■ **Source document**
85. Although it is in the first place for the national authorities, notably the courts, to interpret and apply domestic law, under Article 5 § 1 failure to comply with domestic law entails a breach of the Convention and the Court can and should therefore review whether this law has been complied with (see Benham v. the United Kingdom, 10 June 1996, § 41, Reports 1996-III; {Jecius} v. Lithuania, No. 34578/97, § 68, ECHR 2000 IX; and Ladent v. Poland, No. 11036/03, § 47, ECHR 2008-... (extracts)).

Rows from a layout dataset

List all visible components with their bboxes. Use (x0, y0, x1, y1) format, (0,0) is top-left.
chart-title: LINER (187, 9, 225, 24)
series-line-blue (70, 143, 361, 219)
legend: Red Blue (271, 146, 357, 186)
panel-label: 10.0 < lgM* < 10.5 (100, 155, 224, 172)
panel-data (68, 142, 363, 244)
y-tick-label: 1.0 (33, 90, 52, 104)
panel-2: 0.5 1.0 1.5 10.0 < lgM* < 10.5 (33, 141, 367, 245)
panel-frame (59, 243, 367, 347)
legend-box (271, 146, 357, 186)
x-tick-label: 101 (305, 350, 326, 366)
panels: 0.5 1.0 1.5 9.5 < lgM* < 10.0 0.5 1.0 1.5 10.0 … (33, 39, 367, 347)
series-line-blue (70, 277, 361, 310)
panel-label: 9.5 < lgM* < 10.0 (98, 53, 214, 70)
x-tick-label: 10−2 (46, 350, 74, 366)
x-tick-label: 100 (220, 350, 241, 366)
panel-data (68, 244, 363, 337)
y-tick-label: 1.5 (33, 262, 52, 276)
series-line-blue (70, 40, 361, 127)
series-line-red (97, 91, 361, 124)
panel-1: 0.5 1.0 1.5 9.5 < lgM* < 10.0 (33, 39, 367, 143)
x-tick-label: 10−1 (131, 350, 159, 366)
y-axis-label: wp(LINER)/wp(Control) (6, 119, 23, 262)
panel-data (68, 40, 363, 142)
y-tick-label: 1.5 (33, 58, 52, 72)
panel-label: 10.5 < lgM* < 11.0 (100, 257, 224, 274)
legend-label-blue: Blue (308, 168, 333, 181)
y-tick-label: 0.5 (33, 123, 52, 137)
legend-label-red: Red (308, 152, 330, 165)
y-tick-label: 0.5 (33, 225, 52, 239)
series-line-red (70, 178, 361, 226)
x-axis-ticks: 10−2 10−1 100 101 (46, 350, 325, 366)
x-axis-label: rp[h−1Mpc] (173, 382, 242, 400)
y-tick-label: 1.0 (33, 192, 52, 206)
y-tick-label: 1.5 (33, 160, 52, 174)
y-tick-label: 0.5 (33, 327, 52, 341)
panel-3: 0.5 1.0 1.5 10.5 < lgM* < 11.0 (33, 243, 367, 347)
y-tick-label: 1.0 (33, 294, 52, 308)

■ **Written task**
Carry on writing the court passage on reviewing compliance with domestic law under Article 5 § 1, starting right after its last sentence.

■ **Final result**
186. Turning to the circumstances of the present case, the Court takes note at the outset of the Government's claim that the applicant had failed to comply with the six-month requirement in respect of his submissions under Article 5 § 1. Referring to its findings to the effect that the applicant had no effective remedies to exhaust (see, in particular, paragraphs 174 - 177 above), the Court observes that the detention orders of 7 August and 16 September 2008 were, indeed, issued more than six months prior to the applicant's application to the Court, that is 15 May 2009. At the same time it notes that the gist of his submissions under Article 5 § 1 is not the initial decisions to place him in custody but the alleged unlawfulness of his ensuing continued detention (see paragraph 154 above). Hence, the issue before the Court is not whether those initial detention orders were lawful, but whether the applicant's detention as of 13 November 2008 and onwards was "lawful" within the meaning of Article 5 § 1 of the Convention, that is whether it had legal basis in the domestic law and "was carried out in accordance with a procedure prescribed by law" (see Mooren, cited above, §§ 76 and 82, and Eminbeyli v. Russia, No. 42443/02, §§ 43 and 46, 26 February 2009).
187. Accordingly, the Court dismisses the Government's objection concerning the applicant's alleged failure to comply with the six-month requirement in respect of his complaints under Article 5 § 1.
188. It will next examine whether the requirements of Article 5 § 1 were complied with in the present case.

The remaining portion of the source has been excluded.